"""
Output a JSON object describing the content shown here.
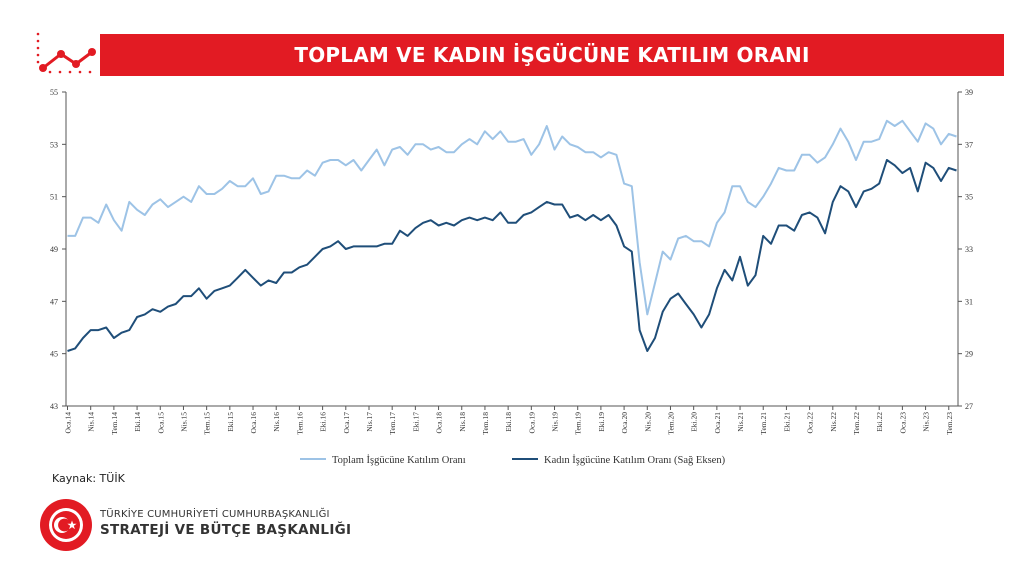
{
  "title": "TOPLAM VE KADIN İŞGÜCÜNE KATILIM ORANI",
  "source_label": "Kaynak: TÜİK",
  "org": {
    "line1": "TÜRKİYE CUMHURİYETİ CUMHURBAŞKANLIĞI",
    "line2": "STRATEJİ VE BÜTÇE BAŞKANLIĞI",
    "seal_text": "T.C. CUMHURBAŞKANLIĞI STRATEJİ VE BÜTÇE BAŞKANLIĞI"
  },
  "colors": {
    "banner": "#e21b23",
    "total_series": "#9dc3e6",
    "female_series": "#1f4e79",
    "axis": "#555555"
  },
  "chart_data": {
    "type": "line",
    "title": "",
    "xlabel": "",
    "ylabel": "",
    "ylim": [
      43,
      55
    ],
    "y2lim": [
      27,
      39
    ],
    "yticks": [
      43,
      45,
      47,
      49,
      51,
      53,
      55
    ],
    "y2ticks": [
      27,
      29,
      31,
      33,
      35,
      37,
      39
    ],
    "legend_position": "bottom",
    "grid": false,
    "x_tick_labels": [
      "Oca.14",
      "Nis.14",
      "Tem.14",
      "Eki.14",
      "Oca.15",
      "Nis.15",
      "Tem.15",
      "Eki.15",
      "Oca.16",
      "Nis.16",
      "Tem.16",
      "Eki.16",
      "Oca.17",
      "Nis.17",
      "Tem.17",
      "Eki.17",
      "Oca.18",
      "Nis.18",
      "Tem.18",
      "Eki.18",
      "Oca.19",
      "Nis.19",
      "Tem.19",
      "Eki.19",
      "Oca.20",
      "Nis.20",
      "Tem.20",
      "Eki.20",
      "Oca.21",
      "Nis.21",
      "Tem.21",
      "Eki.21",
      "Oca.22",
      "Nis.22",
      "Tem.22",
      "Eki.22",
      "Oca.23",
      "Nis.23",
      "Tem.23"
    ],
    "series": [
      {
        "name": "Toplam İşgücüne Katılım Oranı",
        "axis": "left",
        "values": [
          49.5,
          49.5,
          50.2,
          50.2,
          50.0,
          50.7,
          50.1,
          49.7,
          50.8,
          50.5,
          50.3,
          50.7,
          50.9,
          50.6,
          50.8,
          51.0,
          50.8,
          51.4,
          51.1,
          51.1,
          51.3,
          51.6,
          51.4,
          51.4,
          51.7,
          51.1,
          51.2,
          51.8,
          51.8,
          51.7,
          51.7,
          52.0,
          51.8,
          52.3,
          52.4,
          52.4,
          52.2,
          52.4,
          52.0,
          52.4,
          52.8,
          52.2,
          52.8,
          52.9,
          52.6,
          53.0,
          53.0,
          52.8,
          52.9,
          52.7,
          52.7,
          53.0,
          53.2,
          53.0,
          53.5,
          53.2,
          53.5,
          53.1,
          53.1,
          53.2,
          52.6,
          53.0,
          53.7,
          52.8,
          53.3,
          53.0,
          52.9,
          52.7,
          52.7,
          52.5,
          52.7,
          52.6,
          51.5,
          51.4,
          48.5,
          46.5,
          47.7,
          48.9,
          48.6,
          49.4,
          49.5,
          49.3,
          49.3,
          49.1,
          50.0,
          50.4,
          51.4,
          51.4,
          50.8,
          50.6,
          51.0,
          51.5,
          52.1,
          52.0,
          52.0,
          52.6,
          52.6,
          52.3,
          52.5,
          53.0,
          53.6,
          53.1,
          52.4,
          53.1,
          53.1,
          53.2,
          53.9,
          53.7,
          53.9,
          53.5,
          53.1,
          53.8,
          53.6,
          53.0,
          53.4,
          53.3
        ]
      },
      {
        "name": "Kadın İşgücüne Katılım Oranı (Sağ Eksen)",
        "axis": "right",
        "values": [
          29.1,
          29.2,
          29.6,
          29.9,
          29.9,
          30.0,
          29.6,
          29.8,
          29.9,
          30.4,
          30.5,
          30.7,
          30.6,
          30.8,
          30.9,
          31.2,
          31.2,
          31.5,
          31.1,
          31.4,
          31.5,
          31.6,
          31.9,
          32.2,
          31.9,
          31.6,
          31.8,
          31.7,
          32.1,
          32.1,
          32.3,
          32.4,
          32.7,
          33.0,
          33.1,
          33.3,
          33.0,
          33.1,
          33.1,
          33.1,
          33.1,
          33.2,
          33.2,
          33.7,
          33.5,
          33.8,
          34.0,
          34.1,
          33.9,
          34.0,
          33.9,
          34.1,
          34.2,
          34.1,
          34.2,
          34.1,
          34.4,
          34.0,
          34.0,
          34.3,
          34.4,
          34.6,
          34.8,
          34.7,
          34.7,
          34.2,
          34.3,
          34.1,
          34.3,
          34.1,
          34.3,
          33.9,
          33.1,
          32.9,
          29.9,
          29.1,
          29.6,
          30.6,
          31.1,
          31.3,
          30.9,
          30.5,
          30.0,
          30.5,
          31.5,
          32.2,
          31.8,
          32.7,
          31.6,
          32.0,
          33.5,
          33.2,
          33.9,
          33.9,
          33.7,
          34.3,
          34.4,
          34.2,
          33.6,
          34.8,
          35.4,
          35.2,
          34.6,
          35.2,
          35.3,
          35.5,
          36.4,
          36.2,
          35.9,
          36.1,
          35.2,
          36.3,
          36.1,
          35.6,
          36.1,
          36.0
        ]
      }
    ]
  }
}
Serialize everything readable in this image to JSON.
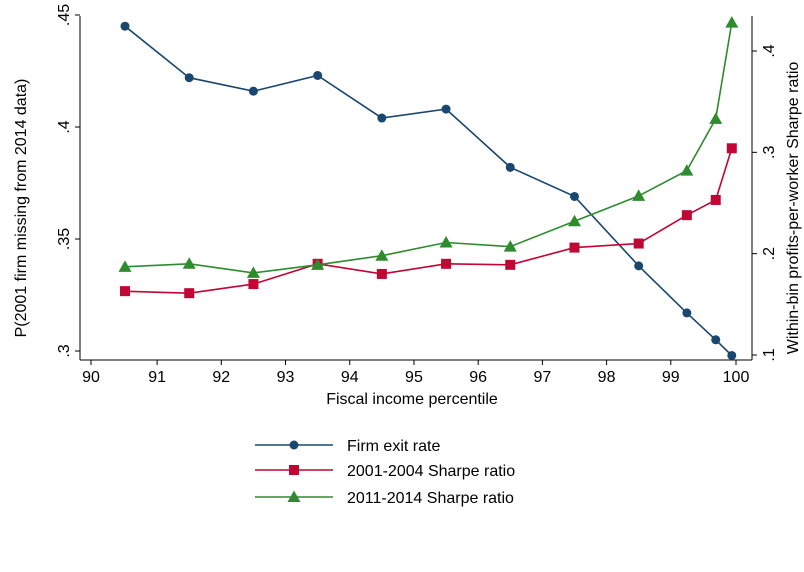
{
  "chart_data": {
    "type": "line",
    "title": "",
    "xlabel": "Fiscal income percentile",
    "ylabel": "P(2001 firm missing from 2014 data)",
    "y2label": "Within-bin profits-per-worker Sharpe ratio",
    "xlim": [
      90,
      100
    ],
    "ylim": [
      0.3,
      0.45
    ],
    "y2lim": [
      0.1,
      0.45
    ],
    "x_ticks": [
      "90",
      "91",
      "92",
      "93",
      "94",
      "95",
      "96",
      "97",
      "98",
      "99",
      "100"
    ],
    "y_ticks": [
      ".3",
      ".35",
      ".4",
      ".45"
    ],
    "y2_ticks": [
      ".1",
      ".2",
      ".3",
      ".4"
    ],
    "grid": false,
    "legend_position": "bottom",
    "series": [
      {
        "name": "Firm exit rate",
        "axis": "left",
        "color": "#1a476f",
        "marker": "circle",
        "x": [
          90.5,
          91.5,
          92.5,
          93.5,
          94.5,
          95.5,
          96.5,
          97.5,
          98.5,
          99.25,
          99.7,
          99.95
        ],
        "y": [
          0.445,
          0.422,
          0.416,
          0.423,
          0.404,
          0.408,
          0.382,
          0.369,
          0.338,
          0.317,
          0.305,
          0.298
        ]
      },
      {
        "name": "2001-2004 Sharpe ratio",
        "axis": "right",
        "color": "#c10534",
        "marker": "square",
        "x": [
          90.5,
          91.5,
          92.5,
          93.5,
          94.5,
          95.5,
          96.5,
          97.5,
          98.5,
          99.25,
          99.7,
          99.95
        ],
        "y": [
          0.163,
          0.161,
          0.17,
          0.19,
          0.18,
          0.19,
          0.189,
          0.206,
          0.21,
          0.238,
          0.253,
          0.304
        ]
      },
      {
        "name": "2011-2014 Sharpe ratio",
        "axis": "right",
        "color": "#2e8b2e",
        "marker": "triangle",
        "x": [
          90.5,
          91.5,
          92.5,
          93.5,
          94.5,
          95.5,
          96.5,
          97.5,
          98.5,
          99.25,
          99.7,
          99.95
        ],
        "y": [
          0.187,
          0.19,
          0.181,
          0.189,
          0.198,
          0.211,
          0.207,
          0.232,
          0.257,
          0.282,
          0.333,
          0.428
        ]
      }
    ]
  }
}
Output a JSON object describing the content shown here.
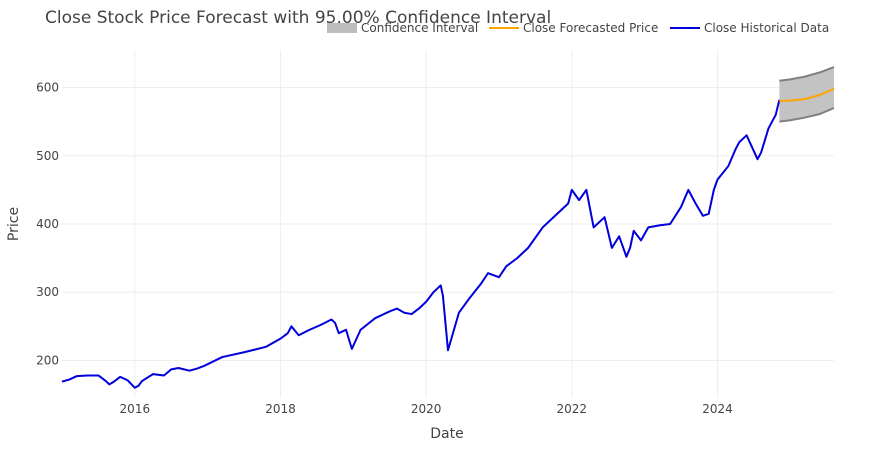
{
  "chart_data": {
    "type": "line",
    "title": "Close Stock Price Forecast with 95.00% Confidence Interval",
    "xlabel": "Date",
    "ylabel": "Price",
    "xlim": [
      2015.0,
      2025.6
    ],
    "ylim": [
      145,
      655
    ],
    "x_ticks": [
      2016,
      2018,
      2020,
      2022,
      2024
    ],
    "x_tick_labels": [
      "2016",
      "2018",
      "2020",
      "2022",
      "2024"
    ],
    "y_ticks": [
      200,
      300,
      400,
      500,
      600
    ],
    "y_tick_labels": [
      "200",
      "300",
      "400",
      "500",
      "600"
    ],
    "grid": true,
    "legend_position": "top-right",
    "legend": [
      "Confidence Interval",
      "Close Forecasted Price",
      "Close Historical Data"
    ],
    "colors": {
      "historical": "#0000dd",
      "forecast": "#ffa500",
      "band_fill": "#bdbdbd",
      "band_edge": "#808080",
      "grid": "#eeeeee",
      "text": "#444444"
    },
    "series": [
      {
        "name": "Close Historical Data",
        "x": [
          2015.0,
          2015.1,
          2015.2,
          2015.35,
          2015.5,
          2015.6,
          2015.65,
          2015.7,
          2015.8,
          2015.9,
          2016.0,
          2016.05,
          2016.1,
          2016.25,
          2016.4,
          2016.5,
          2016.6,
          2016.75,
          2016.85,
          2016.95,
          2017.2,
          2017.5,
          2017.8,
          2018.0,
          2018.05,
          2018.1,
          2018.15,
          2018.25,
          2018.4,
          2018.55,
          2018.7,
          2018.75,
          2018.8,
          2018.9,
          2018.98,
          2019.1,
          2019.3,
          2019.5,
          2019.6,
          2019.7,
          2019.8,
          2019.9,
          2020.0,
          2020.1,
          2020.15,
          2020.2,
          2020.23,
          2020.3,
          2020.45,
          2020.6,
          2020.75,
          2020.85,
          2021.0,
          2021.1,
          2021.25,
          2021.4,
          2021.6,
          2021.8,
          2021.95,
          2022.0,
          2022.1,
          2022.2,
          2022.3,
          2022.45,
          2022.55,
          2022.65,
          2022.75,
          2022.8,
          2022.85,
          2022.95,
          2023.05,
          2023.2,
          2023.35,
          2023.5,
          2023.6,
          2023.7,
          2023.8,
          2023.88,
          2023.95,
          2024.0,
          2024.15,
          2024.25,
          2024.3,
          2024.4,
          2024.55,
          2024.6,
          2024.7,
          2024.8,
          2024.85
        ],
        "y": [
          169,
          172,
          177,
          178,
          178,
          170,
          165,
          168,
          176,
          171,
          160,
          163,
          170,
          180,
          178,
          187,
          189,
          185,
          188,
          192,
          205,
          212,
          220,
          232,
          236,
          240,
          250,
          237,
          245,
          252,
          260,
          255,
          240,
          245,
          217,
          245,
          262,
          272,
          276,
          270,
          268,
          276,
          286,
          300,
          305,
          310,
          295,
          215,
          270,
          292,
          312,
          328,
          322,
          338,
          350,
          365,
          395,
          415,
          430,
          450,
          435,
          450,
          395,
          410,
          365,
          382,
          352,
          365,
          390,
          376,
          395,
          398,
          400,
          425,
          450,
          430,
          412,
          415,
          450,
          465,
          485,
          510,
          520,
          530,
          495,
          505,
          540,
          560,
          582
        ]
      },
      {
        "name": "Close Forecasted Price",
        "x": [
          2024.85,
          2025.0,
          2025.2,
          2025.4,
          2025.6
        ],
        "y": [
          580,
          581,
          583,
          589,
          598
        ]
      }
    ],
    "confidence_interval": {
      "name": "Confidence Interval",
      "x": [
        2024.85,
        2025.0,
        2025.2,
        2025.4,
        2025.6
      ],
      "lower": [
        550,
        552,
        556,
        561,
        570
      ],
      "upper": [
        610,
        612,
        616,
        622,
        630
      ]
    }
  }
}
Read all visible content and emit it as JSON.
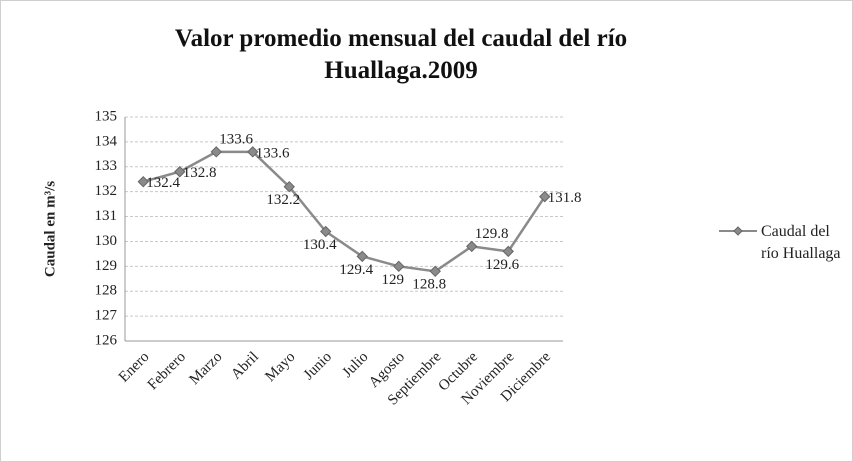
"""
* _The task_:
Extract each line holding the word "title" from the records.

* _Complete output_:
  "title": "TOPLAM VE KADIN İŞGÜCÜNE KATILIM ORANI",
    "title": "",
    "title": "",
    "title": "Close Stock Price Forecast with 95.00% Confidence Interval",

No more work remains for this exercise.